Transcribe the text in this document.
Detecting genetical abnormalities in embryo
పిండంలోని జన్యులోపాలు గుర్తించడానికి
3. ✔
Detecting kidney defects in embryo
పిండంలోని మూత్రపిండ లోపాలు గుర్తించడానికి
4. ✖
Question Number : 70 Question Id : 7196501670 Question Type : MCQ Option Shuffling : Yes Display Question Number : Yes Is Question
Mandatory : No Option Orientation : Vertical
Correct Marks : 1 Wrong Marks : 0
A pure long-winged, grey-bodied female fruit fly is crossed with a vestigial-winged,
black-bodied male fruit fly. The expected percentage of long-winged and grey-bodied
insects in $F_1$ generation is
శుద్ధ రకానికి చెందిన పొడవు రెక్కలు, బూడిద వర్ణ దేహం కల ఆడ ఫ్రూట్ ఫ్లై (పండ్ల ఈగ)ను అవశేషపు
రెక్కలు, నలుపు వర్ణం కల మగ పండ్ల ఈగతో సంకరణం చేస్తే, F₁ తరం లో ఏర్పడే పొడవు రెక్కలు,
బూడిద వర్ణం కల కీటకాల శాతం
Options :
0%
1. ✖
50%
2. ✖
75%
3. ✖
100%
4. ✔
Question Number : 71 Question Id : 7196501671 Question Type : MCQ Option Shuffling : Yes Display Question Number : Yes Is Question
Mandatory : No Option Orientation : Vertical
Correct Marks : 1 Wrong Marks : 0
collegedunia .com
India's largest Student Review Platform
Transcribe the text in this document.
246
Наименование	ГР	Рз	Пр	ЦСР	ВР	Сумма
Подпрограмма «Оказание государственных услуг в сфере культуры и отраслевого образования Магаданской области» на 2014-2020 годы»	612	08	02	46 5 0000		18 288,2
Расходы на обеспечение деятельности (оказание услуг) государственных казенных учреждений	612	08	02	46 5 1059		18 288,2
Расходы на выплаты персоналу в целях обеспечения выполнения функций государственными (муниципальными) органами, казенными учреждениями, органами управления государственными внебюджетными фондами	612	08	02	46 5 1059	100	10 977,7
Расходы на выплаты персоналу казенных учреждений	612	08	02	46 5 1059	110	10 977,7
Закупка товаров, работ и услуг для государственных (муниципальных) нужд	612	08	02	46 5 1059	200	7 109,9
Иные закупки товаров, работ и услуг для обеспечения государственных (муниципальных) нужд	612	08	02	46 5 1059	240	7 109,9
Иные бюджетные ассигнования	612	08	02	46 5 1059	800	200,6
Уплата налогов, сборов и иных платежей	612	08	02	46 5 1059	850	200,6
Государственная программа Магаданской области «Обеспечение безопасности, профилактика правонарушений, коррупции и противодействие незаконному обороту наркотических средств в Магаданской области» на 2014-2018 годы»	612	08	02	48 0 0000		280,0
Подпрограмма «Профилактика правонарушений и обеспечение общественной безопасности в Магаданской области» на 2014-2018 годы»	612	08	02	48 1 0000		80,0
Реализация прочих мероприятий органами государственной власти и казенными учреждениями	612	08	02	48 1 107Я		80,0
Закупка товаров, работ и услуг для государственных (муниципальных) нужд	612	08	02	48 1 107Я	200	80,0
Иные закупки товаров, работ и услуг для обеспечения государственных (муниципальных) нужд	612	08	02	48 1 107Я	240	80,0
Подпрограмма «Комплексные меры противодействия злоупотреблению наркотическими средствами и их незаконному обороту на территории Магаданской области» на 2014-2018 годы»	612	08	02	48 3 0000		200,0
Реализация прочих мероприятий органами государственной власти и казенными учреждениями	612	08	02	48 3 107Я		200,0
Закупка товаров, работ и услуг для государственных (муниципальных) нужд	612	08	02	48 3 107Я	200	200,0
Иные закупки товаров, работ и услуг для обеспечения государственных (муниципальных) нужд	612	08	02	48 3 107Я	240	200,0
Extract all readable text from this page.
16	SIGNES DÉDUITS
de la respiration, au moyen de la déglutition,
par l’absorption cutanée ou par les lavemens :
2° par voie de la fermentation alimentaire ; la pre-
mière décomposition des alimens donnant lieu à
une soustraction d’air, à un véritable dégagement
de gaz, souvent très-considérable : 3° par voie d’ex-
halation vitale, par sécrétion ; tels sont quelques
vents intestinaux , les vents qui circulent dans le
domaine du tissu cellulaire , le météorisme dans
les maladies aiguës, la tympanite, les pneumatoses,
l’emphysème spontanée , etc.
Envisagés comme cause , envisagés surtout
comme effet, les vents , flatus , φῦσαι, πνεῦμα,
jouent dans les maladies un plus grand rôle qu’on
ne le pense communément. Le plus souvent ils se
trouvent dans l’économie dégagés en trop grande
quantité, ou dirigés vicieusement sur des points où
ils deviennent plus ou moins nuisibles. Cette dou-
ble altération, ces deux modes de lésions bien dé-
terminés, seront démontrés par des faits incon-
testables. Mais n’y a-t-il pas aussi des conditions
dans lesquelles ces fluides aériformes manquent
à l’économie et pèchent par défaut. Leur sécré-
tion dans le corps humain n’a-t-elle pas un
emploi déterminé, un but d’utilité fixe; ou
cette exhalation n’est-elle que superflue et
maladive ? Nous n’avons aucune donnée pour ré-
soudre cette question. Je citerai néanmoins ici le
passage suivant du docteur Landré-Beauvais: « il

**Problem description:** Go through the preceding material and copy each line that has the word "économie".

**Exercise response:**
trouvent dans l’économie dégagés en trop grande
à l’économie et pèchent par défaut. Leur sécré-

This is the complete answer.